• **Required task**: Go through the listing and return every line with "duplicated" in it.

• **Dataset items**:
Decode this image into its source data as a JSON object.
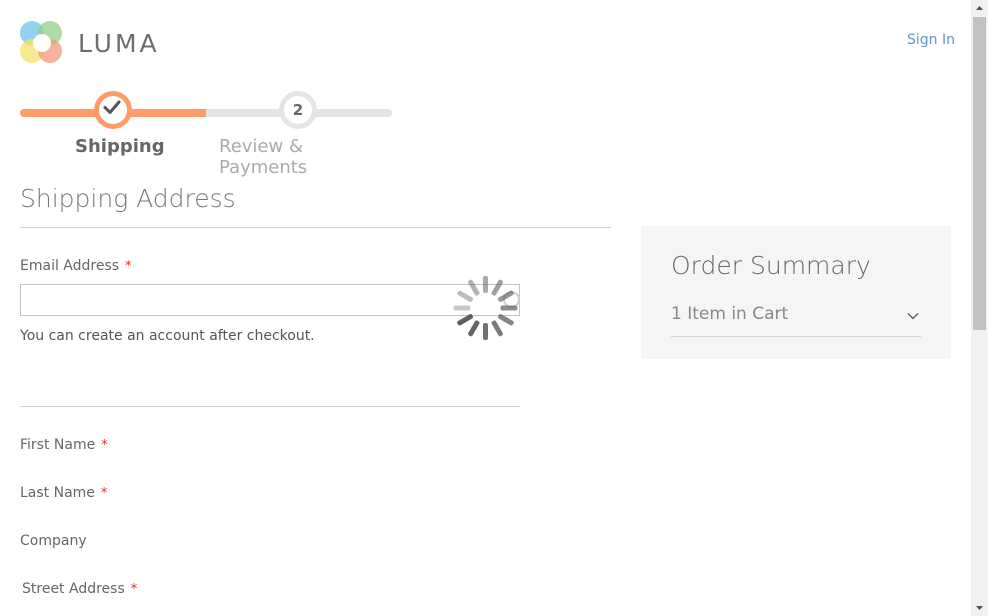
{
  "header": {
    "logo_text": "LUMA",
    "sign_in": "Sign In"
  },
  "progress": {
    "steps": [
      {
        "label": "Shipping",
        "status": "complete",
        "icon": "check-icon"
      },
      {
        "label": "Review & Payments",
        "number": "2",
        "status": "pending"
      }
    ]
  },
  "shipping": {
    "title": "Shipping Address",
    "required_marker": "*",
    "email_label": "Email Address",
    "email_value": "",
    "email_note": "You can create an account after checkout.",
    "first_name_label": "First Name",
    "last_name_label": "Last Name",
    "company_label": "Company",
    "street_label": "Street Address"
  },
  "order_summary": {
    "title": "Order Summary",
    "items_label": "1 Item in Cart"
  },
  "colors": {
    "accent": "#ff9c66",
    "link": "#6294c9",
    "required": "#e02b27",
    "summary_bg": "#f5f5f5"
  },
  "loading": true
}
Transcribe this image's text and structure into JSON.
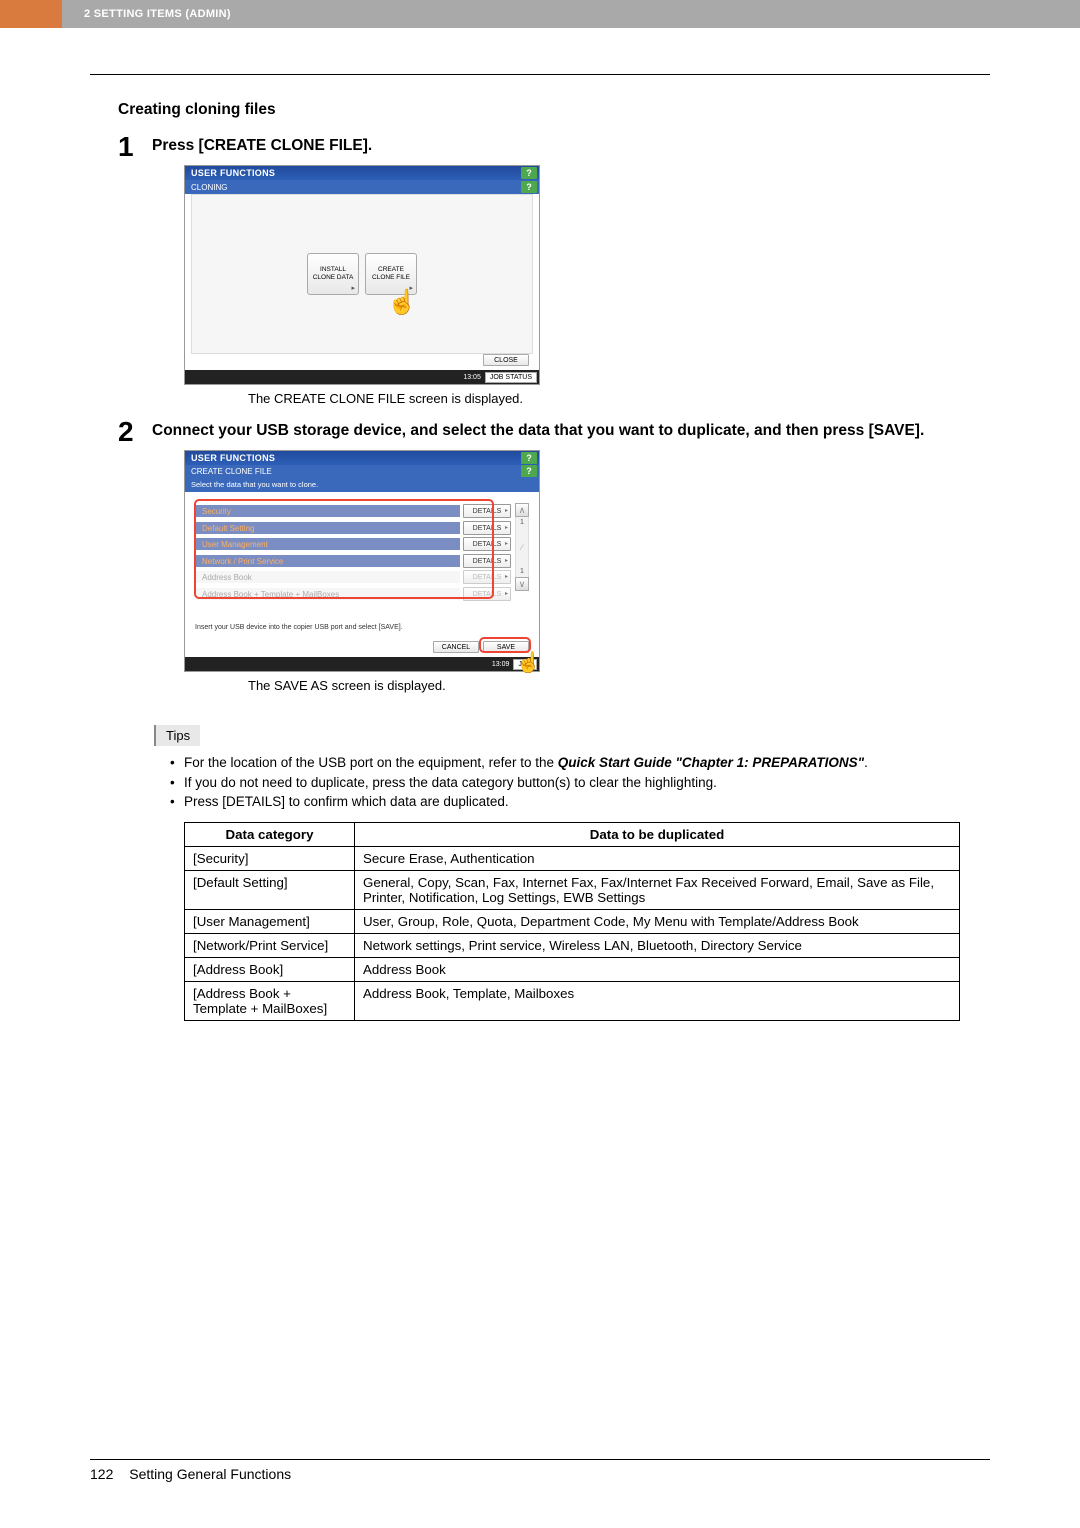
{
  "header": {
    "breadcrumb": "2 SETTING ITEMS (ADMIN)"
  },
  "section_title": "Creating cloning files",
  "steps": {
    "s1": {
      "num": "1",
      "text": "Press [CREATE CLONE FILE]."
    },
    "s2": {
      "num": "2",
      "text": "Connect your USB storage device, and select the data that you want to duplicate, and then press [SAVE]."
    }
  },
  "ss1": {
    "title": "USER FUNCTIONS",
    "sub": "CLONING",
    "help": "?",
    "btn_install_l1": "INSTALL",
    "btn_install_l2": "CLONE DATA",
    "btn_create_l1": "CREATE",
    "btn_create_l2": "CLONE FILE",
    "close": "CLOSE",
    "time": "13:05",
    "jobstatus": "JOB STATUS"
  },
  "caption1": "The CREATE CLONE FILE screen is displayed.",
  "ss2": {
    "title": "USER FUNCTIONS",
    "sub": "CREATE CLONE FILE",
    "instr": "Select the data that you want to clone.",
    "rows": [
      {
        "label": "Security",
        "details": "DETAILS",
        "orange": true
      },
      {
        "label": "Default Setting",
        "details": "DETAILS",
        "orange": true
      },
      {
        "label": "User Management",
        "details": "DETAILS",
        "orange": true
      },
      {
        "label": "Network / Print Service",
        "details": "DETAILS",
        "orange": true
      },
      {
        "label": "Address Book",
        "details": "DETAILS",
        "dim": true
      },
      {
        "label": "Address Book + Template + MailBoxes",
        "details": "DETAILS",
        "dim": true
      }
    ],
    "footer_text": "Insert your USB device into the copier USB port and select [SAVE].",
    "cancel": "CANCEL",
    "save": "SAVE",
    "time": "13:09",
    "jobstatus": "JOB",
    "page_indicator_top": "1",
    "page_indicator_bot": "1"
  },
  "caption2": "The SAVE AS screen is displayed.",
  "tips_label": "Tips",
  "tips": {
    "t1a": "For the location of the USB port on the equipment, refer to the ",
    "t1b": "Quick Start Guide \"Chapter 1: PREPARATIONS\"",
    "t1c": ".",
    "t2": "If you do not need to duplicate, press the data category button(s) to clear the highlighting.",
    "t3": "Press [DETAILS] to confirm which data are duplicated."
  },
  "table": {
    "h1": "Data category",
    "h2": "Data to be duplicated",
    "rows": [
      {
        "c": "[Security]",
        "d": "Secure Erase, Authentication"
      },
      {
        "c": "[Default Setting]",
        "d": "General, Copy, Scan, Fax, Internet Fax, Fax/Internet Fax Received Forward, Email, Save as File, Printer, Notification, Log Settings, EWB Settings"
      },
      {
        "c": "[User Management]",
        "d": "User, Group, Role, Quota, Department Code, My Menu with Template/Address Book"
      },
      {
        "c": "[Network/Print Service]",
        "d": "Network settings, Print service, Wireless LAN, Bluetooth, Directory Service"
      },
      {
        "c": "[Address Book]",
        "d": "Address Book"
      },
      {
        "c": "[Address Book + Template + MailBoxes]",
        "d": "Address Book, Template, Mailboxes"
      }
    ]
  },
  "footer": {
    "page": "122",
    "title": "Setting General Functions"
  }
}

• **Worked solution**:
    "t3": "Press [DETAILS] to confirm which data are duplicated."
    "h2": "Data to be duplicated",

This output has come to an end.